■ Exercise prompt: Take the data below and repeat it exactly.

Source records:

◆ ◆ ◆ ◆

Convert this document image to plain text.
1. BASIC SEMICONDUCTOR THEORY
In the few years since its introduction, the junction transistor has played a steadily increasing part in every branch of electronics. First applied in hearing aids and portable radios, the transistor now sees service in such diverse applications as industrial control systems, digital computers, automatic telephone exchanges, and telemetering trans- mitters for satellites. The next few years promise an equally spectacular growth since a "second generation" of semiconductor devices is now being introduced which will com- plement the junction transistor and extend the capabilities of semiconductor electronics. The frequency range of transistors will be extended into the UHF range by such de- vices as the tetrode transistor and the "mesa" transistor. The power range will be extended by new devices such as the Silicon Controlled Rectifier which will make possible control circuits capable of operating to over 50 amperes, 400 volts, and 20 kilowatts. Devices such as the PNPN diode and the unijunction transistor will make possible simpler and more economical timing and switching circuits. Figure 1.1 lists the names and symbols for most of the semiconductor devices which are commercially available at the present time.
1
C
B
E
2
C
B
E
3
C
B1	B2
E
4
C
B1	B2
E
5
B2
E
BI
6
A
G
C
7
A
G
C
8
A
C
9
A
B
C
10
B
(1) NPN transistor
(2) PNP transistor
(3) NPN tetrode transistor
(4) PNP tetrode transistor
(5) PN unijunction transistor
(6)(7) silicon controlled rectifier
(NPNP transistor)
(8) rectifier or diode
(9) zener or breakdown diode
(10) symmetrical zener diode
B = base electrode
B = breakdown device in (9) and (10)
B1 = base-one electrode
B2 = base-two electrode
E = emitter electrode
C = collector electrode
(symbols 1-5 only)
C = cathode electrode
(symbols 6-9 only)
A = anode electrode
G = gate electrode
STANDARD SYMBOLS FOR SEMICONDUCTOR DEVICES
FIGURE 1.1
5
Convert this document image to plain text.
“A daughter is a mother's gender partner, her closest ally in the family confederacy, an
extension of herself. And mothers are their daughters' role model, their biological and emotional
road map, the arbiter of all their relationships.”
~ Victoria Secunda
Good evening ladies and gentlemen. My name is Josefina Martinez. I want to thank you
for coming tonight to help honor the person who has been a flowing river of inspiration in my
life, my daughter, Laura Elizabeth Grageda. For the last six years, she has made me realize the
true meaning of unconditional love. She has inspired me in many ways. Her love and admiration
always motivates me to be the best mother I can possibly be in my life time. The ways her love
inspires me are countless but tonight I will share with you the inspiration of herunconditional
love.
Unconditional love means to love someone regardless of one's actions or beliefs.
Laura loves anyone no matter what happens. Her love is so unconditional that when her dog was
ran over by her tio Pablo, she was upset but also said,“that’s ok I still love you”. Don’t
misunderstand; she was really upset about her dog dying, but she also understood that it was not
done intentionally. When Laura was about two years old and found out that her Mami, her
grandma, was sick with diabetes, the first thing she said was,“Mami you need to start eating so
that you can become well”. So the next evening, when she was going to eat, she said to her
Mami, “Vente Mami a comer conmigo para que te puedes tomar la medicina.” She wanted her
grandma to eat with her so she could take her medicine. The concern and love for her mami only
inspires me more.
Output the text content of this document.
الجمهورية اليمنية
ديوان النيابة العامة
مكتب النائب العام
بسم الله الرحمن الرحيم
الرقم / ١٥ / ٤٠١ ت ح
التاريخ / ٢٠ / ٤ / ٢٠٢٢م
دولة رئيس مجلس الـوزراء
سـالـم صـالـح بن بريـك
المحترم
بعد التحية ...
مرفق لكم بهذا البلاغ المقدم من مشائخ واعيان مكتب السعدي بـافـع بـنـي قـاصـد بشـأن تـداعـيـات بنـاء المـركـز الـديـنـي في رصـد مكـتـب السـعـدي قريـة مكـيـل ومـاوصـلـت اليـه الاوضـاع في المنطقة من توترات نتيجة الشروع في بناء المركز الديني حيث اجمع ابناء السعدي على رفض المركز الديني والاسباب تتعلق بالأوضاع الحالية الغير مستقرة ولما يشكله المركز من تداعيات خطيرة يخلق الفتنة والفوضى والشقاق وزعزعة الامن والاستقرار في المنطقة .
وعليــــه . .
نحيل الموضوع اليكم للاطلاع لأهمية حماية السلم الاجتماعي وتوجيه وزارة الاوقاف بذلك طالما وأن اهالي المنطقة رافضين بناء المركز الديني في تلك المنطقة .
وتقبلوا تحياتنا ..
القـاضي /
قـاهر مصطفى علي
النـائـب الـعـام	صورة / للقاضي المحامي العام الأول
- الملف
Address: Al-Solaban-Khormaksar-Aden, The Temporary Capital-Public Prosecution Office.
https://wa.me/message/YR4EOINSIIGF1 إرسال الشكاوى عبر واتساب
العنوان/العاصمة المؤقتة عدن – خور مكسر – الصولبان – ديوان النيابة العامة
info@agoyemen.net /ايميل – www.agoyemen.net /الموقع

◆ ◆ ◆ ◆

■ Output of the exercise:
Convert this document image to plain text.
1. BASIC SEMICONDUCTOR THEORY
In the few years since its introduction, the junction transistor has played a steadily increasing part in every branch of electronics. First applied in hearing aids and portable radios, the transistor now sees service in such diverse applications as industrial control systems, digital computers, automatic telephone exchanges, and telemetering trans- mitters for satellites. The next few years promise an equally spectacular growth since a "second generation" of semiconductor devices is now being introduced which will com- plement the junction transistor and extend the capabilities of semiconductor electronics. The frequency range of transistors will be extended into the UHF range by such de- vices as the tetrode transistor and the "mesa" transistor. The power range will be extended by new devices such as the Silicon Controlled Rectifier which will make possible control circuits capable of operating to over 50 amperes, 400 volts, and 20 kilowatts. Devices such as the PNPN diode and the unijunction transistor will make possible simpler and more economical timing and switching circuits. Figure 1.1 lists the names and symbols for most of the semiconductor devices which are commercially available at the present time.
1
C
B
E
2
C
B
E
3
C
B1	B2
E
4
C
B1	B2
E
5
B2
E
BI
6
A
G
C
7
A
G
C
8
A
C
9
A
B
C
10
B
(1) NPN transistor
(2) PNP transistor
(3) NPN tetrode transistor
(4) PNP tetrode transistor
(5) PN unijunction transistor
(6)(7) silicon controlled rectifier
(NPNP transistor)
(8) rectifier or diode
(9) zener or breakdown diode
(10) symmetrical zener diode
B = base electrode
B = breakdown device in (9) and (10)
B1 = base-one electrode
B2 = base-two electrode
E = emitter electrode
C = collector electrode
(symbols 1-5 only)
C = cathode electrode
(symbols 6-9 only)
A = anode electrode
G = gate electrode
STANDARD SYMBOLS FOR SEMICONDUCTOR DEVICES
FIGURE 1.1
5
Convert this document image to plain text.
“A daughter is a mother's gender partner, her closest ally in the family confederacy, an
extension of herself. And mothers are their daughters' role model, their biological and emotional
road map, the arbiter of all their relationships.”
~ Victoria Secunda
Good evening ladies and gentlemen. My name is Josefina Martinez. I want to thank you
for coming tonight to help honor the person who has been a flowing river of inspiration in my
life, my daughter, Laura Elizabeth Grageda. For the last six years, she has made me realize the
true meaning of unconditional love. She has inspired me in many ways. Her love and admiration
always motivates me to be the best mother I can possibly be in my life time. The ways her love
inspires me are countless but tonight I will share with you the inspiration of herunconditional
love.
Unconditional love means to love someone regardless of one's actions or beliefs.
Laura loves anyone no matter what happens. Her love is so unconditional that when her dog was
ran over by her tio Pablo, she was upset but also said,“that’s ok I still love you”. Don’t
misunderstand; she was really upset about her dog dying, but she also understood that it was not
done intentionally. When Laura was about two years old and found out that her Mami, her
grandma, was sick with diabetes, the first thing she said was,“Mami you need to start eating so
that you can become well”. So the next evening, when she was going to eat, she said to her
Mami, “Vente Mami a comer conmigo para que te puedes tomar la medicina.” She wanted her
grandma to eat with her so she could take her medicine. The concern and love for her mami only
inspires me more.
Output the text content of this document.
الجمهورية اليمنية
ديوان النيابة العامة
مكتب النائب العام
بسم الله الرحمن الرحيم
الرقم / ١٥ / ٤٠١ ت ح
التاريخ / ٢٠ / ٤ / ٢٠٢٢م
دولة رئيس مجلس الـوزراء
سـالـم صـالـح بن بريـك
المحترم
بعد التحية ...
مرفق لكم بهذا البلاغ المقدم من مشائخ واعيان مكتب السعدي بـافـع بـنـي قـاصـد بشـأن تـداعـيـات بنـاء المـركـز الـديـنـي في رصـد مكـتـب السـعـدي قريـة مكـيـل ومـاوصـلـت اليـه الاوضـاع في المنطقة من توترات نتيجة الشروع في بناء المركز الديني حيث اجمع ابناء السعدي على رفض المركز الديني والاسباب تتعلق بالأوضاع الحالية الغير مستقرة ولما يشكله المركز من تداعيات خطيرة يخلق الفتنة والفوضى والشقاق وزعزعة الامن والاستقرار في المنطقة .
وعليــــه . .
نحيل الموضوع اليكم للاطلاع لأهمية حماية السلم الاجتماعي وتوجيه وزارة الاوقاف بذلك طالما وأن اهالي المنطقة رافضين بناء المركز الديني في تلك المنطقة .
وتقبلوا تحياتنا ..
القـاضي /
قـاهر مصطفى علي
النـائـب الـعـام	صورة / للقاضي المحامي العام الأول
- الملف
Address: Al-Solaban-Khormaksar-Aden, The Temporary Capital-Public Prosecution Office.
https://wa.me/message/YR4EOINSIIGF1 إرسال الشكاوى عبر واتساب
العنوان/العاصمة المؤقتة عدن – خور مكسر – الصولبان – ديوان النيابة العامة
info@agoyemen.net /ايميل – www.agoyemen.net /الموقع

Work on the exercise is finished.